- **Short problem**
Leave out the pictures and repeat the rest of the material exactly.

- **Working data**
■ ■ ■ ■ ■ ■ ■

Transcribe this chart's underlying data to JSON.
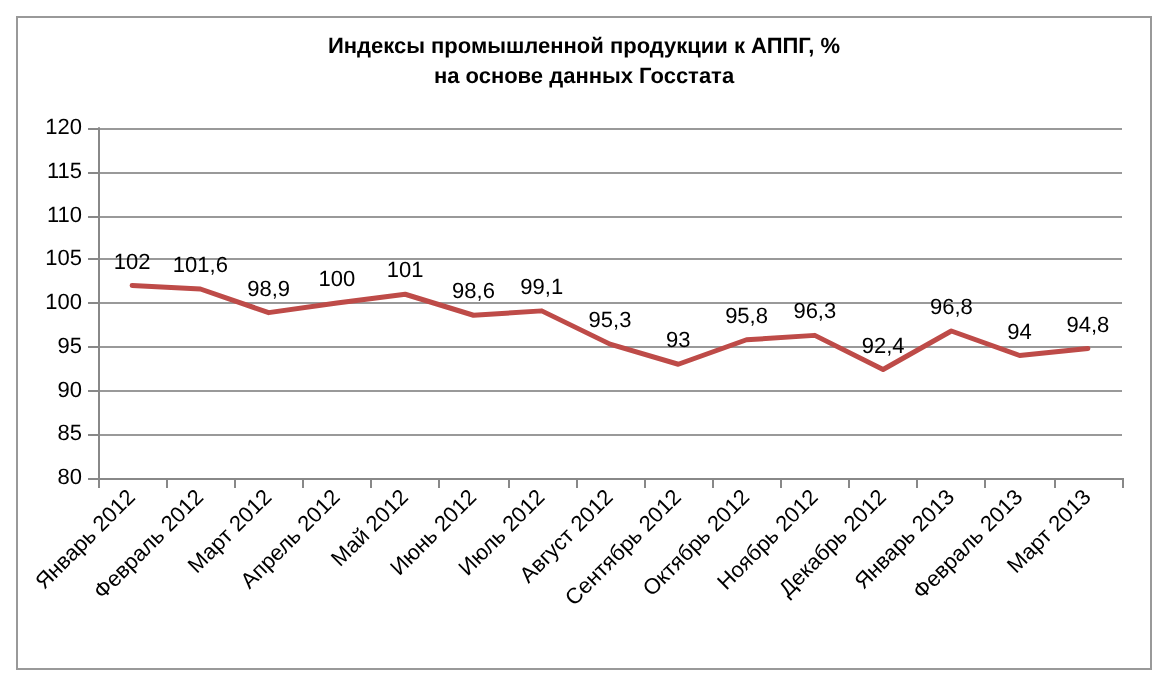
{
  "chart_data": {
    "type": "line",
    "title": "Индексы промышленной продукции к АППГ, %",
    "subtitle": "на основе данных Госстата",
    "categories": [
      "Январь 2012",
      "Февраль 2012",
      "Март 2012",
      "Апрель 2012",
      "Май 2012",
      "Июнь 2012",
      "Июль 2012",
      "Август 2012",
      "Сентябрь 2012",
      "Октябрь 2012",
      "Ноябрь 2012",
      "Декабрь 2012",
      "Январь 2013",
      "Февраль 2013",
      "Март 2013"
    ],
    "series": [
      {
        "color": "#be4b48",
        "values": [
          102,
          101.6,
          98.9,
          100,
          101,
          98.6,
          99.1,
          95.3,
          93,
          95.8,
          96.3,
          92.4,
          96.8,
          94,
          94.8
        ],
        "value_labels": [
          "102",
          "101,6",
          "98,9",
          "100",
          "101",
          "98,6",
          "99,1",
          "95,3",
          "93",
          "95,8",
          "96,3",
          "92,4",
          "96,8",
          "94",
          "94,8"
        ]
      }
    ],
    "ylim": [
      80,
      120
    ],
    "yticks": [
      80,
      85,
      90,
      95,
      100,
      105,
      110,
      115,
      120
    ],
    "grid": "y",
    "marker": "none",
    "line_style": "solid"
  }
}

■ ■ ■ ■ ■ ■ ■

- **Answer to the problem**
Transcribe this chart's underlying data to JSON.
{
  "chart_data": {
    "type": "line",
    "title": "Индексы промышленной продукции к АППГ, %",
    "subtitle": "на основе данных Госстата",
    "categories": [
      "Январь 2012",
      "Февраль 2012",
      "Март 2012",
      "Апрель 2012",
      "Май 2012",
      "Июнь 2012",
      "Июль 2012",
      "Август 2012",
      "Сентябрь 2012",
      "Октябрь 2012",
      "Ноябрь 2012",
      "Декабрь 2012",
      "Январь 2013",
      "Февраль 2013",
      "Март 2013"
    ],
    "series": [
      {
        "color": "#be4b48",
        "values": [
          102,
          101.6,
          98.9,
          100,
          101,
          98.6,
          99.1,
          95.3,
          93,
          95.8,
          96.3,
          92.4,
          96.8,
          94,
          94.8
        ],
        "value_labels": [
          "102",
          "101,6",
          "98,9",
          "100",
          "101",
          "98,6",
          "99,1",
          "95,3",
          "93",
          "95,8",
          "96,3",
          "92,4",
          "96,8",
          "94",
          "94,8"
        ]
      }
    ],
    "ylim": [
      80,
      120
    ],
    "yticks": [
      80,
      85,
      90,
      95,
      100,
      105,
      110,
      115,
      120
    ],
    "grid": "y",
    "marker": "none",
    "line_style": "solid"
  }
}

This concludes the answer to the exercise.